#### To be done:
Repeat all of the material below exactly as written, images excluded.

#### Provided material:
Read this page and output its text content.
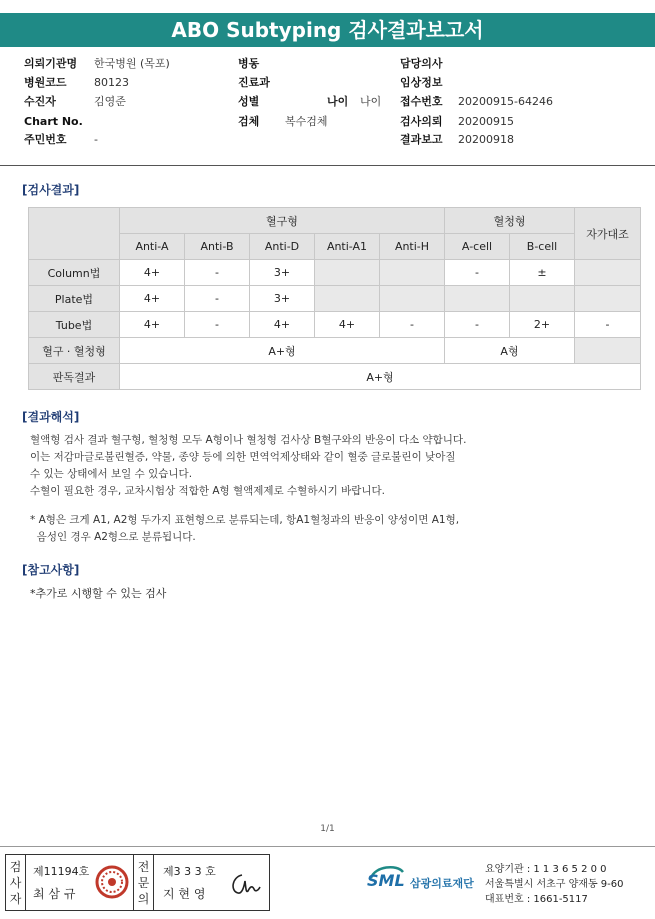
ABO Subtyping 검사결과보고서
의뢰기관명 한국병원 (목포)	병동	담당의사
병원코드 80123	진료과	임상정보
수진자	김영준	성별	나이 나이 접수번호 20200915-64246
Chart No.	검체 복수검체	검사의뢰 20200915
주민번호 -	결과보고 20200918
[검사결과]
	혈구형					혈청형		자가대조
	Anti-A	Anti-B	Anti-D	Anti-A1	Anti-H	A-cell	B-cell	
Column법	4+	-	3+			-	±	
Plate법	4+	-	3+					
Tube법	4+	-	4+	4+	-	-	2+	-
혈구 · 혈청형	A+형					A형		
판독결과	A+형							
[결과해석]

혈액형 검사 결과 혈구형, 혈청형 모두 A형이나 혈청형 검사상 B혈구와의 반응이 다소 약합니다.

이는 저감마글로불린혈증, 약물, 종양 등에 의한 면역억제상태와 같이 혈중 글로불린이 낮아질

수 있는 상태에서 보일 수 있습니다.

수혈이 필요한 경우, 교차시험상 적합한 A형 혈액제제로 수혈하시기 바랍니다.

* A형은 크게 A1, A2형 두가지 표현형으로 분류되는데, 항A1혈청과의 반응이 양성이면 A1형,

음성인 경우 A2형으로 분류됩니다.

[참고사항]
*추가로 시행할 수 있는 검사
1/1
검사자
제11194호
최 삼 규
전문의
제3 3 3 호
지 현 영
SML 삼광의료재단
요양기관 : 1 1 3 6 5 2 0 0
서울특별시 서초구 양재동 9-60
대표번호 : 1661-5117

#### Written reply:
Read this page and output its text content.
ABO Subtyping 검사결과보고서
의뢰기관명 한국병원 (목포)	병동	담당의사
병원코드 80123	진료과	임상정보
수진자	김영준	성별	나이 나이 접수번호 20200915-64246
Chart No.	검체 복수검체	검사의뢰 20200915
주민번호 -	결과보고 20200918
[검사결과]
	혈구형					혈청형		자가대조
	Anti-A	Anti-B	Anti-D	Anti-A1	Anti-H	A-cell	B-cell	
Column법	4+	-	3+			-	±	
Plate법	4+	-	3+					
Tube법	4+	-	4+	4+	-	-	2+	-
혈구 · 혈청형	A+형					A형		
판독결과	A+형							
[결과해석]

혈액형 검사 결과 혈구형, 혈청형 모두 A형이나 혈청형 검사상 B혈구와의 반응이 다소 약합니다.

이는 저감마글로불린혈증, 약물, 종양 등에 의한 면역억제상태와 같이 혈중 글로불린이 낮아질

수 있는 상태에서 보일 수 있습니다.

수혈이 필요한 경우, 교차시험상 적합한 A형 혈액제제로 수혈하시기 바랍니다.

* A형은 크게 A1, A2형 두가지 표현형으로 분류되는데, 항A1혈청과의 반응이 양성이면 A1형,

음성인 경우 A2형으로 분류됩니다.

[참고사항]
*추가로 시행할 수 있는 검사
1/1
검사자
제11194호
최 삼 규
전문의
제3 3 3 호
지 현 영
SML 삼광의료재단
요양기관 : 1 1 3 6 5 2 0 0
서울특별시 서초구 양재동 9-60
대표번호 : 1661-5117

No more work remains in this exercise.